STATED EXERCISE 1:
Please copy the records exactly, starting at the first line of the records and ending at the line that contains "exhibitor-name: FERREIRA: [347, 1737, 507, 1769]".

[petsc-dev] Getting .gitlab.ci file out of repository? https://docs.gitlab.com/ee/ci/pipelines/settings.html
Barry Smith
bsmith at petsc.dev
Tue Jun 23 16:48:37 CDT 2020
Yes, if that is our policy, which in seems to have to be, with the GitLab's hardwired .gitlab-ci I have added this, not yet tested or pushed.
Barry
> On Jun 23, 2020, at 9:58 AM, Satish Balay <balay at mcs.anl.gov> wrote:
>
> BTW: You might want to update petscgitbash to check if a rebase is needed before it starts a test pipeline..
>
> This might need a modified version of ./lib/petsc/bin/maint/check-ci-settings.sh ['git fetch --unshallow ...' is for the clones created by gitlab-ci]
>
> Satish
>
> On Tue, 23 Jun 2020, Satish Balay via petsc-dev wrote:
>
>> On Tue, 23 Jun 2020, Barry Smith wrote:
>>
>>>
>>> The issue was when a machine went down we suddenly unknowningly had to rebase against some strange branch before running the pipeline. That was not a good work flow. Perhaps Satish fixed it so master and maint are adjusted when a machine goes down hence no strange branches to merge against.
>>
>> This was my attempt to work-around - until I pushed a better tested change to maint/master. It clearly didn't work. So I pushed my change to maint [which forced a rebase] - triggering this email thread.
>>
>> And the issue here is - do you want pipelines to succeed [and be ready for merge - when some tests are not working and ignored. And when they do come back - maint/master would be broken.
>>
>>>
>>> I do think a model that "just worked" when a machine went down without needing to change the .gitlab-ci file would be better. If I remember vaguely can't every enry in .gitlab-ci be marked as "skip if the runner is not available". Can we adopt that model? We may have tried it before and were not happy with it?

DATA ENTRIES:
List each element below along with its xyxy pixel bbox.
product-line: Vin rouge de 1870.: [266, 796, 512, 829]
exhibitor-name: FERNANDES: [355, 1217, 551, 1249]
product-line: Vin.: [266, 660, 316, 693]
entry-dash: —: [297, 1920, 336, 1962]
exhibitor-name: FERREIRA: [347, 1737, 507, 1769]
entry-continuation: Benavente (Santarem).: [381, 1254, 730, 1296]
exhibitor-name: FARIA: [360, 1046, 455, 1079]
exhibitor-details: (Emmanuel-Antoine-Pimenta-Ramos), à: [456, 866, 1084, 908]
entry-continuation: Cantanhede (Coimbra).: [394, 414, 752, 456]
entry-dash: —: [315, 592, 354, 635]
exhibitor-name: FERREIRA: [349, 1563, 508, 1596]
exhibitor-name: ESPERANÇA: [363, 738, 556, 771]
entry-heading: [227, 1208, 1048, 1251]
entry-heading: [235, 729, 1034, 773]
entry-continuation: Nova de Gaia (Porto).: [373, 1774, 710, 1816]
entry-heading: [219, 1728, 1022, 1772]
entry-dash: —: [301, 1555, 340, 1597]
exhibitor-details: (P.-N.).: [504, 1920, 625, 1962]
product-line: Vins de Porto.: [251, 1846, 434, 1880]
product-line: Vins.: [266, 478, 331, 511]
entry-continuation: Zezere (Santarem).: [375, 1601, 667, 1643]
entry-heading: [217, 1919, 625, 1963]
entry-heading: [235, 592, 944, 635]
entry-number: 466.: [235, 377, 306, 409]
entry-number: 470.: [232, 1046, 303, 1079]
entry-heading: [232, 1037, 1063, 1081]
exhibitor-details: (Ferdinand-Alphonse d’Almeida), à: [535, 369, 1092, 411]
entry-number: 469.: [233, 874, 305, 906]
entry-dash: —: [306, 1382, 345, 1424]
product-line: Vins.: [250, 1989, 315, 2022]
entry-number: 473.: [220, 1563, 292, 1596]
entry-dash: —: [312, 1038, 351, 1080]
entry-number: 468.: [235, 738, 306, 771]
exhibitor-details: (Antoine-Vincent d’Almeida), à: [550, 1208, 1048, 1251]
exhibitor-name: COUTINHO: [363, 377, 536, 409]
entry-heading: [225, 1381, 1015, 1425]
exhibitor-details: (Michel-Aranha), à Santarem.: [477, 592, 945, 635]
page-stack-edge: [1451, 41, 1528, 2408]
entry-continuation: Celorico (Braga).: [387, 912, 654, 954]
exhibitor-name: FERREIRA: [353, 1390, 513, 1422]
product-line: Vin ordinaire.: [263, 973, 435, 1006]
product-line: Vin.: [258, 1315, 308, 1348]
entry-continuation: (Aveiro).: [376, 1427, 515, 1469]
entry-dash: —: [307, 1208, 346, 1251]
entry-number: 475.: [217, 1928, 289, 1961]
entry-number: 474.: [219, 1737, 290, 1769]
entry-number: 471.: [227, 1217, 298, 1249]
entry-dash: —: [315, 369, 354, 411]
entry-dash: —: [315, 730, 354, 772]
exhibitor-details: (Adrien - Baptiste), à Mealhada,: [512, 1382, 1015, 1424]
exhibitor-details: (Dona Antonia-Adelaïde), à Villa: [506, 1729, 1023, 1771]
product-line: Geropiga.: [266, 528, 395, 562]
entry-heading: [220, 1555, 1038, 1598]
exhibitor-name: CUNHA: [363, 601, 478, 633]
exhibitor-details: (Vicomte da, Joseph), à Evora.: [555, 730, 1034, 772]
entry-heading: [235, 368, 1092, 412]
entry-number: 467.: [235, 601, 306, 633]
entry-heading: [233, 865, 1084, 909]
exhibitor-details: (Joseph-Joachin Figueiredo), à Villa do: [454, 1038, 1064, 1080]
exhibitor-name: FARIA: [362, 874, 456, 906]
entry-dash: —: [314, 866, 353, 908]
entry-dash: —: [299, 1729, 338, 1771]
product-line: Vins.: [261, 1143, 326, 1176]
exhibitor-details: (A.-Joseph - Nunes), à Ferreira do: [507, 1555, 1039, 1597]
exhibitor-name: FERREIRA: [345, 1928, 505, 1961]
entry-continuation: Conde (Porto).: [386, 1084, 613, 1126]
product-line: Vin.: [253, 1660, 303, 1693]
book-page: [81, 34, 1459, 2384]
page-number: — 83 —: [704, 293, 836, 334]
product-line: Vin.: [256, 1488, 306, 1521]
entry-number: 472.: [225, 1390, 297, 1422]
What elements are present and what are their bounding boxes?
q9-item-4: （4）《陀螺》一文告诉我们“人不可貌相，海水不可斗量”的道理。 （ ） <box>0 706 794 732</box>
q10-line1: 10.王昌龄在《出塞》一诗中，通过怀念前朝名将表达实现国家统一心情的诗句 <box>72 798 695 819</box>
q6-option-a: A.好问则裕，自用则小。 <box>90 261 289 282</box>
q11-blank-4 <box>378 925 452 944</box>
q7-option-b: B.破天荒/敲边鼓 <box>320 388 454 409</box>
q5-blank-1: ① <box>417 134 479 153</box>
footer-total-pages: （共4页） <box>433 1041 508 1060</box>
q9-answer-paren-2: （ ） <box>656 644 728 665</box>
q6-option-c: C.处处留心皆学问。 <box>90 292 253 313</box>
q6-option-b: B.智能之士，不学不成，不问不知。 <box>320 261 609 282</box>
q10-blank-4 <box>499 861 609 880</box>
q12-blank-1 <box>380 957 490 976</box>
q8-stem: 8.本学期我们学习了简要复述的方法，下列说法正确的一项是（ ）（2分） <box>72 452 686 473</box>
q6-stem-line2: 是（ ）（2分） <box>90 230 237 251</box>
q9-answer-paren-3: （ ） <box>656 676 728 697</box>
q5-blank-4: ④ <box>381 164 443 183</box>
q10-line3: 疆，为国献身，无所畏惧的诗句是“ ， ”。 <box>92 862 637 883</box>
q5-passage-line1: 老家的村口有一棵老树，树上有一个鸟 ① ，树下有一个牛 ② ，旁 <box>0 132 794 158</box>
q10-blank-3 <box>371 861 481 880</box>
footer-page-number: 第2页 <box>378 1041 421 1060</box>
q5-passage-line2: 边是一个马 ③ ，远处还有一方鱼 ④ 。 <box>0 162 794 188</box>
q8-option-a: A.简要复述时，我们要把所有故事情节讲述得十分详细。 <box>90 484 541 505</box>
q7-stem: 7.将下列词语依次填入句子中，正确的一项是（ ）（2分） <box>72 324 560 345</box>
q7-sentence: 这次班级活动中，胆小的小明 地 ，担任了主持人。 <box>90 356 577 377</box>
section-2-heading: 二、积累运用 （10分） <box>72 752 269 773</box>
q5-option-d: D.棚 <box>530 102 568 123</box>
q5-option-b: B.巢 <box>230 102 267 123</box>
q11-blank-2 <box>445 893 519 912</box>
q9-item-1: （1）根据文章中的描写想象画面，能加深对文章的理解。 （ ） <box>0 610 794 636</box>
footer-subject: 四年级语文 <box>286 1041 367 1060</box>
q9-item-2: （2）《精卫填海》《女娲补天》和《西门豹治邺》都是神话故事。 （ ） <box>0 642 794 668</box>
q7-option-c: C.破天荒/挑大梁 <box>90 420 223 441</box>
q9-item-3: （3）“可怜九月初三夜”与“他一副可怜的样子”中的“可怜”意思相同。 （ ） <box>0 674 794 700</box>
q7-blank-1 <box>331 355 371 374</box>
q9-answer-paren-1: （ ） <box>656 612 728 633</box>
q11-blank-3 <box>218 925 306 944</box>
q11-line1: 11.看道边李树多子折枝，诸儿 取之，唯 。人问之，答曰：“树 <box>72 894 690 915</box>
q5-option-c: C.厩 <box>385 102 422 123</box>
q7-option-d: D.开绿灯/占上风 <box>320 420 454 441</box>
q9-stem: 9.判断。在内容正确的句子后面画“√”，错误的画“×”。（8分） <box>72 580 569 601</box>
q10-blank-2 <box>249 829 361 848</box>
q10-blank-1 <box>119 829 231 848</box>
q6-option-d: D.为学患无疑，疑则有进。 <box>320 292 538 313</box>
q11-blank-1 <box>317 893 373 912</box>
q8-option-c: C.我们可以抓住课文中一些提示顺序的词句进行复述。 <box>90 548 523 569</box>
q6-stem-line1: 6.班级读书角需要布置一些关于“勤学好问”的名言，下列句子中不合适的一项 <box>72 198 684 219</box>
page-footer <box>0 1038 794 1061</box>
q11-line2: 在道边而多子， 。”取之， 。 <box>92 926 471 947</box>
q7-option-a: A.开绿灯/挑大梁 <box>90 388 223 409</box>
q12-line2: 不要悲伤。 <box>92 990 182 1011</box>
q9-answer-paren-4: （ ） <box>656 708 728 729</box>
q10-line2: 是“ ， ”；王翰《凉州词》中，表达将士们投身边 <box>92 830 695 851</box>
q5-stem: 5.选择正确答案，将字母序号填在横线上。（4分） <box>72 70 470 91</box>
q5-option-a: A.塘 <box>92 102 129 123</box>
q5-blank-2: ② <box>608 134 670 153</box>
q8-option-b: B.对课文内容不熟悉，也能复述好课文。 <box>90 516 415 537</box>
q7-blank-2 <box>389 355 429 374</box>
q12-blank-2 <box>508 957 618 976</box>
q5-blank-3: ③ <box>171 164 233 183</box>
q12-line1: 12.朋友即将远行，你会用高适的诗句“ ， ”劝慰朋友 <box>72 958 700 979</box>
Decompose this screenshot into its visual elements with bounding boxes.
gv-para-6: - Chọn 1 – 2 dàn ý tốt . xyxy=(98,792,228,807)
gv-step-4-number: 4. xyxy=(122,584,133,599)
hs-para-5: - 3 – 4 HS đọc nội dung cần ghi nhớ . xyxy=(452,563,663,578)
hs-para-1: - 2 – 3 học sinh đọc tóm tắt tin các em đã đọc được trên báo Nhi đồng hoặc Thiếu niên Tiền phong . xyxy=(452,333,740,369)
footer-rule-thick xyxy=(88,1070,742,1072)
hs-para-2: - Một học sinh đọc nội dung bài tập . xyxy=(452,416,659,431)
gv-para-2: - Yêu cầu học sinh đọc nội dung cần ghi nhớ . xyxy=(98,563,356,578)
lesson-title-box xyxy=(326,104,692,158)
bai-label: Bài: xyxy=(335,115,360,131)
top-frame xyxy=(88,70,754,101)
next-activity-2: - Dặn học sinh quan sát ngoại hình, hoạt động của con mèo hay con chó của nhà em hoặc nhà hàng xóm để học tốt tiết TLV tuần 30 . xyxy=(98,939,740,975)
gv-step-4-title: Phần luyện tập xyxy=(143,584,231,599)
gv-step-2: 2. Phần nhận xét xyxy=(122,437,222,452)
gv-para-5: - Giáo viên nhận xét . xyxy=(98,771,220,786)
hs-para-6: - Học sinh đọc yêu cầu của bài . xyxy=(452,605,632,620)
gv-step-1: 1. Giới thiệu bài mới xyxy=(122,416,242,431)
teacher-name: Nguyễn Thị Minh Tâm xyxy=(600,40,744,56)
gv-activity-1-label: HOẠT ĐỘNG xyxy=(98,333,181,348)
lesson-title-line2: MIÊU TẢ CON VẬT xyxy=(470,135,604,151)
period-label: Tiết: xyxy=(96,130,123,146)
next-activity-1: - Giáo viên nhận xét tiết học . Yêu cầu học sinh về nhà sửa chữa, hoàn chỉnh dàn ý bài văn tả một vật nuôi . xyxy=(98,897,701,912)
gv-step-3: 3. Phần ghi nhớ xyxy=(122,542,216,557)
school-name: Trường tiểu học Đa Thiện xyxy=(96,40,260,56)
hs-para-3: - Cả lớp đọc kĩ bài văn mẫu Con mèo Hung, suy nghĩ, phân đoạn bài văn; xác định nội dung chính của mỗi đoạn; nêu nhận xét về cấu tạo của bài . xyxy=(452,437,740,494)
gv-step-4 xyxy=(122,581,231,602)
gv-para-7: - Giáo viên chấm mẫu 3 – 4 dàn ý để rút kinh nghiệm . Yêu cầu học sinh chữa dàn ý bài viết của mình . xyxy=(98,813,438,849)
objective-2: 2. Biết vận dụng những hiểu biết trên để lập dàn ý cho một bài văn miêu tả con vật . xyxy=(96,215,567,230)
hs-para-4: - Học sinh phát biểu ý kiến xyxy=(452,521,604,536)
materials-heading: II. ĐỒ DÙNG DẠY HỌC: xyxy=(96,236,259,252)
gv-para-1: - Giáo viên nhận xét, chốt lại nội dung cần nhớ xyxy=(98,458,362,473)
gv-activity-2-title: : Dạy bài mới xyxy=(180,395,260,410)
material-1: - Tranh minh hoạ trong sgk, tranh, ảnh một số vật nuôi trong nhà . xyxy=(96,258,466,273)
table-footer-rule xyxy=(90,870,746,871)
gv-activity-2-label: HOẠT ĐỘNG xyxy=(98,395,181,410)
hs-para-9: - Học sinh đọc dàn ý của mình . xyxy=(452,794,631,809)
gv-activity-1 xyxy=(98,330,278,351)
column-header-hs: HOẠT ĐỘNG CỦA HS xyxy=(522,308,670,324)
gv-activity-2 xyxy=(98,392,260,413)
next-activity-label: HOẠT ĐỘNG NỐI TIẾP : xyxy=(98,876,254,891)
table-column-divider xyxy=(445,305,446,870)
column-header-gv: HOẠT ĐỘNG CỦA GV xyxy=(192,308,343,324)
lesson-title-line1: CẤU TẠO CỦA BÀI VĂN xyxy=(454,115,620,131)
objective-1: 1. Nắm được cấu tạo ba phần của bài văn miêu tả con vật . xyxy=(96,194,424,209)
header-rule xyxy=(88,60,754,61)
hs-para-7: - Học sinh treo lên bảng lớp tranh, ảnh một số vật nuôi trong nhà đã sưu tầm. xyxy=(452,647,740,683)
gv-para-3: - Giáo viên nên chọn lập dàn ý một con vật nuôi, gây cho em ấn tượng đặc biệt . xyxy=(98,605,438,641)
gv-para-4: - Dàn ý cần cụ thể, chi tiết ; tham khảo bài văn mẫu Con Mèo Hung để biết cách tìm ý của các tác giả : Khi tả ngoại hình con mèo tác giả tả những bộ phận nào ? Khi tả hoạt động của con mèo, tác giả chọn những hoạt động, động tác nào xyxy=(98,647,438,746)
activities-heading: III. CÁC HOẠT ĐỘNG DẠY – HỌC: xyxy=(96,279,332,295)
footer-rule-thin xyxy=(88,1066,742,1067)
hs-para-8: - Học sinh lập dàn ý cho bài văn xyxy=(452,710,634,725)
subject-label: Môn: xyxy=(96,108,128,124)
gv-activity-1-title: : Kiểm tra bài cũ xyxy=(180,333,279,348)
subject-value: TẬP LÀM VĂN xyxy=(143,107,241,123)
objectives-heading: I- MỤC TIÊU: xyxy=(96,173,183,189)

STATED EXERCISE 2:
Carry on the mailing-list thread about getting the .gitlab-ci file out of the repository from the point where it stops.

EXERCISE ANSWER 1:
List each element below along with its xyxy pixel bbox.
product-line: Vin rouge de 1870.: [266, 796, 512, 829]
exhibitor-name: FERNANDES: [355, 1217, 551, 1249]
product-line: Vin.: [266, 660, 316, 693]
entry-dash: —: [297, 1920, 336, 1962]
exhibitor-name: FERREIRA: [347, 1737, 507, 1769]

EXERCISE ANSWER 2:
>>
>> Then there won't be any test failures per CI - an one would have to check every failed job manually to verify if should be ignored or nor.
>>
>>
>>
>> One way to do this is with redundancy [of machines - where same test would work on either machine] - which we don't have for all OSes..
>>
>> I think saving rebases is the wrong goal here.. Its cheap - its easy.[compared to other issues], and reorganizing to a more complicated CI to save this doesn't sound right. And there are many other reasons CI will change - not just machines going down..
>>
>> Satish
>>
>>>
>>> Barry
>>>
>>>
>>>> On Jun 23, 2020, at 12:19 AM, Jed Brown <jed at jedbrown.org> wrote:
>>>>
>>>> Satish Balay via petsc-dev <petsc-dev at mcs.anl.gov> writes:
>>>>
>>>>> say - you reorganized some configure code - and changed with-x to with-x11
>>>>>
>>>>> This means the corresponding change should also be config/*.py - for tests not to break. [but other branches would still have to use whats valid for them].
>>>>>
>>>>> So encoding examples/*.py a single/remote gitlab-ci.yaml just creates more problems
>>>>
>>>> I thought Barry was just proposing inlining the configure options into .gitlab-ci.yml, which I think would work fine, but also don't clearly see a point.
>>>>
>>>>> On Mon, 22 Jun 2020, Barry Smith wrote:
>>>>>
>>>>>>
>>>>>> I see, the way it is now each test case in the .gitlab file is hardwired to an examples/*.py maybe we should just delete the examples/*.py and put them directly in the yaml file.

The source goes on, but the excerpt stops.